Data listing:
=-=-=-=-=

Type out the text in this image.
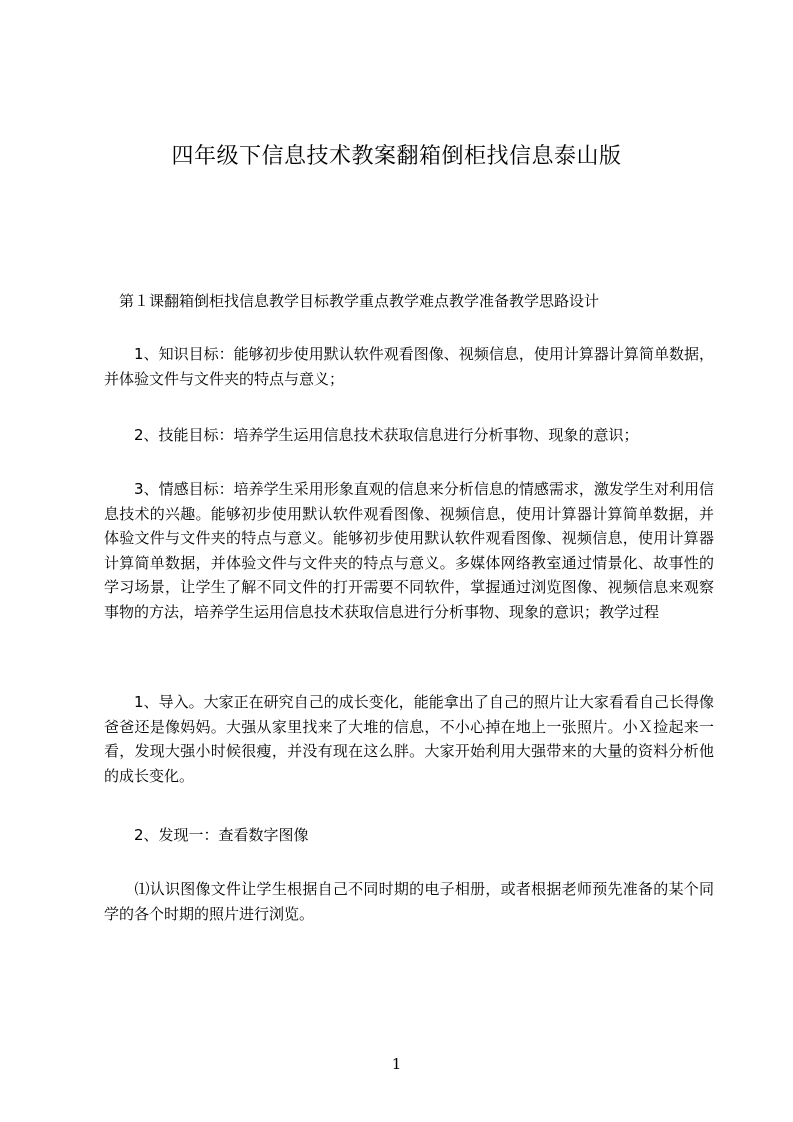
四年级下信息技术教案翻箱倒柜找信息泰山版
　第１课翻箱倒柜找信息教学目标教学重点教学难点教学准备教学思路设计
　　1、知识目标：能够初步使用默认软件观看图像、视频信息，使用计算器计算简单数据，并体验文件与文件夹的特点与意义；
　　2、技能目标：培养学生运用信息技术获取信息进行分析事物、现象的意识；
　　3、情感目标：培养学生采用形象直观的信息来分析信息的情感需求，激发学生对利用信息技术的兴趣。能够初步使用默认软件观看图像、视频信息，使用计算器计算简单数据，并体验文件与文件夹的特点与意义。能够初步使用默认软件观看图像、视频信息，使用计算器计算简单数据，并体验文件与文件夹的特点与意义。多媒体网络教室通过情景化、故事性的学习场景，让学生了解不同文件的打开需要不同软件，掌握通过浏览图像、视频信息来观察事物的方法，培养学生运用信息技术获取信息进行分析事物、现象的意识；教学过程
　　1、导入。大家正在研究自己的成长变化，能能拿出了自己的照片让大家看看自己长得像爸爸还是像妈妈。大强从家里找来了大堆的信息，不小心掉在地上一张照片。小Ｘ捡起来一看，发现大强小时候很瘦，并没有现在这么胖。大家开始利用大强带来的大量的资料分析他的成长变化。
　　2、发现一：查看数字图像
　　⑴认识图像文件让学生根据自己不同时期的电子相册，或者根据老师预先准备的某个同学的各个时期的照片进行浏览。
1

=-=-=-=-=

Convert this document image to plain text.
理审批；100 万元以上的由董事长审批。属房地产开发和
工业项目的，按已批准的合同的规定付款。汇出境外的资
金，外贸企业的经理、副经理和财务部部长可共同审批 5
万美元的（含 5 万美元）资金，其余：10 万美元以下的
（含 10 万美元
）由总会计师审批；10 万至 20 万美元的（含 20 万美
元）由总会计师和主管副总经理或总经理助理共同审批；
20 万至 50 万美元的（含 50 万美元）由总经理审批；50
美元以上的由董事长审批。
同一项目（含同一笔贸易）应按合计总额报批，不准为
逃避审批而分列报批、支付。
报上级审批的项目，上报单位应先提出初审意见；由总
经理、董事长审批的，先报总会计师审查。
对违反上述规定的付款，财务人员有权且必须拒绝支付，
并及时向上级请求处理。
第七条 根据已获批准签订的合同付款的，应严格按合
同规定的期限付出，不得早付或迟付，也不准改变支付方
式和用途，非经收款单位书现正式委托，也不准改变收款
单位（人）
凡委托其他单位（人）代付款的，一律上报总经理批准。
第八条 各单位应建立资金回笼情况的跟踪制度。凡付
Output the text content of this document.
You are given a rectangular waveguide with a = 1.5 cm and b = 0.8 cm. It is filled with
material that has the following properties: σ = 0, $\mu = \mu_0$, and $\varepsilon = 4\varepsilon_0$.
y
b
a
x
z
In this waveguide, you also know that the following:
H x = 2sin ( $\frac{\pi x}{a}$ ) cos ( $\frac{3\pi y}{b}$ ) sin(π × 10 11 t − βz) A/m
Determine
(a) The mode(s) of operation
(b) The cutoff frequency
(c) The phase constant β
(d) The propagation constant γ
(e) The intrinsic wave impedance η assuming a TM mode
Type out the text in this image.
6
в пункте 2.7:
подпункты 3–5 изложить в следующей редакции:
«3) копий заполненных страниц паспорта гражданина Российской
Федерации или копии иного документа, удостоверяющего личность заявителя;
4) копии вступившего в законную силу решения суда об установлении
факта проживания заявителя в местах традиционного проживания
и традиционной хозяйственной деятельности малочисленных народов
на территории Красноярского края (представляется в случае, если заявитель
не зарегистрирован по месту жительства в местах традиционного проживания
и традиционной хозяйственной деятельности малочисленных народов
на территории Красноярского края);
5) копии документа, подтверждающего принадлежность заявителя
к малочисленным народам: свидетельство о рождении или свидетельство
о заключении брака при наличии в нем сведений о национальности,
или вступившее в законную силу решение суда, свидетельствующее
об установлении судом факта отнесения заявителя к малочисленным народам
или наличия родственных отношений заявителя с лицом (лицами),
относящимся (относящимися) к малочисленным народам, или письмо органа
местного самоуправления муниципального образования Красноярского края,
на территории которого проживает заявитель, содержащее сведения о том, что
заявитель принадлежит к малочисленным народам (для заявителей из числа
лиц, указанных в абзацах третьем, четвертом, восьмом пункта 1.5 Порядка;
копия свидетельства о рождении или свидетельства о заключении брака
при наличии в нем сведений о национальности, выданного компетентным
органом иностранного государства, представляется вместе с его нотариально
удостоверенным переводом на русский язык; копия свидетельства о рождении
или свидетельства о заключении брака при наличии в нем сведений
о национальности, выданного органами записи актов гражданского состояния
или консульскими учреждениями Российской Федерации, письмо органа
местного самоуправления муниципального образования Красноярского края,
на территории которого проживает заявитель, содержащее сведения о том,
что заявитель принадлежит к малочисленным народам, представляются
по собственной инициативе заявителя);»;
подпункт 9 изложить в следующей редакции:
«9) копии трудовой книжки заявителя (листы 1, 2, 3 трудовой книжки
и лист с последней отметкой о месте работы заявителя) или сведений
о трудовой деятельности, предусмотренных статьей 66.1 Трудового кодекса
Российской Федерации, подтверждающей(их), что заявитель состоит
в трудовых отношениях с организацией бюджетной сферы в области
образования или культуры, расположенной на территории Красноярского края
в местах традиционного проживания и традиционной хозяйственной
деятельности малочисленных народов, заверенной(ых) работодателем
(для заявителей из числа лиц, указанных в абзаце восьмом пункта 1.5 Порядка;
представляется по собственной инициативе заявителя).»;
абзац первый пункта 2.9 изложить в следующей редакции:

=-=-=-=-=

WORK INSTRUCTIONS
Search the listing for the string "万美元的". Copy each line where it turns up.

ANSWER TO THE EXERCISE
万美元的（含 5 万美元）资金，其余：10 万美元以下的
）由总会计师审批；10 万至 20 万美元的（含 20 万美
20 万至 50 万美元的（含 50 万美元）由总经理审批；50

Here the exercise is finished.